● Provided records:
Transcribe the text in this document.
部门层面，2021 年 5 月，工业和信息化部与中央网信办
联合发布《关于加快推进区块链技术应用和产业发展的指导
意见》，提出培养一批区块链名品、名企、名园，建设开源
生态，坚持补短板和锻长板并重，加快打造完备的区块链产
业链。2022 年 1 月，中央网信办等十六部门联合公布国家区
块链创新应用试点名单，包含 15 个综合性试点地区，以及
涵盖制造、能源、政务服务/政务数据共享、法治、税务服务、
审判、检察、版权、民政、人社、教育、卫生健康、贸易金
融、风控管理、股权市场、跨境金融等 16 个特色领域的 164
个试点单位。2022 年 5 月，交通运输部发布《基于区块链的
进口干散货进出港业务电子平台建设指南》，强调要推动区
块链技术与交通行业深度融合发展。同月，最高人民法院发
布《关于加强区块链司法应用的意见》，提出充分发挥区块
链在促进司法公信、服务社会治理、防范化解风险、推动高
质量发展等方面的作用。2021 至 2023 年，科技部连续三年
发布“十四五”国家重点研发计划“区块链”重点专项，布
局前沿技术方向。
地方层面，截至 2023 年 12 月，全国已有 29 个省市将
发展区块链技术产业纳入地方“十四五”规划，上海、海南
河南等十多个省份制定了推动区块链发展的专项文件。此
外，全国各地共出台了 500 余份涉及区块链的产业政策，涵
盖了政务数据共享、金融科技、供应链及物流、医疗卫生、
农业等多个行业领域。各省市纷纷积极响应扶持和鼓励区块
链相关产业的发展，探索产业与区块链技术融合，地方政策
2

==

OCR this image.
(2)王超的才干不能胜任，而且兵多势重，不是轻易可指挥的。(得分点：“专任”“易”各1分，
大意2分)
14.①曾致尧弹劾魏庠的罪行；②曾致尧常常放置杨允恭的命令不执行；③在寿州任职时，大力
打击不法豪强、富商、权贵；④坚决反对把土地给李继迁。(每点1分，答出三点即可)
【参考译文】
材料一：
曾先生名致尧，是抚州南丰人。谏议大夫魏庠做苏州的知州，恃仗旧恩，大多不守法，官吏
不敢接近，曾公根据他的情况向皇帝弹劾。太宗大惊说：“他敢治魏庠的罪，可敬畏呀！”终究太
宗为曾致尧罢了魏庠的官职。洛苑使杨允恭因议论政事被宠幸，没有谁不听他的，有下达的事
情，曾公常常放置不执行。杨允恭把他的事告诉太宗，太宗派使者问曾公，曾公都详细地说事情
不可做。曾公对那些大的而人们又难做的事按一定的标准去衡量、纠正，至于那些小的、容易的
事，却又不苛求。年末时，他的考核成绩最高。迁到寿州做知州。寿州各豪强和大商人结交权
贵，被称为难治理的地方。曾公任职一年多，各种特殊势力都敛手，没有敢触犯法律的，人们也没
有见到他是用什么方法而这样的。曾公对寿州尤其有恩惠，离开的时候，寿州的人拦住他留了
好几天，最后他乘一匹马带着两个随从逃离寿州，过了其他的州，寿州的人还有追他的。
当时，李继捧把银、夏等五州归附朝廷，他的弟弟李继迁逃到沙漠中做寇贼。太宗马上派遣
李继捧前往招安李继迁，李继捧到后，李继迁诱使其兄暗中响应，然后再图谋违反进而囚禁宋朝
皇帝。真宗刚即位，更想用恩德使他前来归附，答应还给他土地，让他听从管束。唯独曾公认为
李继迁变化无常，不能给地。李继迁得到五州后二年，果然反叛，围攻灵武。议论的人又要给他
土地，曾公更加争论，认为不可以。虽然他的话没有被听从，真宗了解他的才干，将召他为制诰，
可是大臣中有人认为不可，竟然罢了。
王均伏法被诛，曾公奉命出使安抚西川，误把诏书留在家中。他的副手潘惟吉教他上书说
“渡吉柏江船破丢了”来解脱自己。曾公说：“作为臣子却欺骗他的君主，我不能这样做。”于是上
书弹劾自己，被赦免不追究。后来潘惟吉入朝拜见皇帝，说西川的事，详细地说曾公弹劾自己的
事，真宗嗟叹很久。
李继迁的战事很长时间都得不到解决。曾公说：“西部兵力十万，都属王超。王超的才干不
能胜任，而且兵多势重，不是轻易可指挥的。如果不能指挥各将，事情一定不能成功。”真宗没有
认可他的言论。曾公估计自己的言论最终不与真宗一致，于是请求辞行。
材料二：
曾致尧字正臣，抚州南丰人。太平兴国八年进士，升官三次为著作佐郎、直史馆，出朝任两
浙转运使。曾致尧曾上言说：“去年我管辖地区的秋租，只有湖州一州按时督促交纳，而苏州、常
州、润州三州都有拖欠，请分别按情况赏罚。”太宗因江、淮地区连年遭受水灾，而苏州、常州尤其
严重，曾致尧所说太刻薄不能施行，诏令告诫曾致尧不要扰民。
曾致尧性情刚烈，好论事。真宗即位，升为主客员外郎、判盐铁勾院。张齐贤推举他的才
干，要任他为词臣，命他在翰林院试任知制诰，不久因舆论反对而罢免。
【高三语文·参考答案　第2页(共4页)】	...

--

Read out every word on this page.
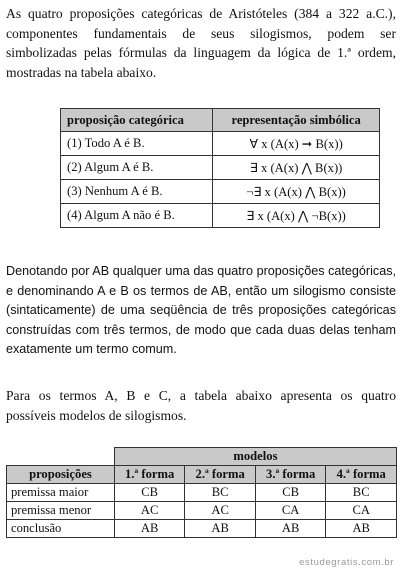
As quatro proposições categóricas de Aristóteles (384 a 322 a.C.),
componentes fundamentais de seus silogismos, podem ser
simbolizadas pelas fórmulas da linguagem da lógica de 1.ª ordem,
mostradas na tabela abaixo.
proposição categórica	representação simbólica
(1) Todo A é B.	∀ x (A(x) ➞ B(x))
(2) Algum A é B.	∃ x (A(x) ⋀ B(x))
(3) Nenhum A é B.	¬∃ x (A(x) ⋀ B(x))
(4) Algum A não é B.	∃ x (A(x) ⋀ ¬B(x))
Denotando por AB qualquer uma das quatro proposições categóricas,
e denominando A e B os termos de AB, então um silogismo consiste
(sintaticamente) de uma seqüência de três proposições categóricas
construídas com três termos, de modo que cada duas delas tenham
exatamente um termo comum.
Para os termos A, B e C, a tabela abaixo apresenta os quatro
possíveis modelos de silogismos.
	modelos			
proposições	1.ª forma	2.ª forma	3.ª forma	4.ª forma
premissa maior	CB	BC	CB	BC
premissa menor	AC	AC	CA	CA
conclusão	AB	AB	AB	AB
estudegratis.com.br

● Direction:
Return each line of the data that contains the string "而且兵多势重".

● Finished task:
(2)王超的才干不能胜任，而且兵多势重，不是轻易可指挥的。(得分点：“专任”“易”各1分，
能胜任，而且兵多势重，不是轻易可指挥的。如果不能指挥各将，事情一定不能成功。”真宗没有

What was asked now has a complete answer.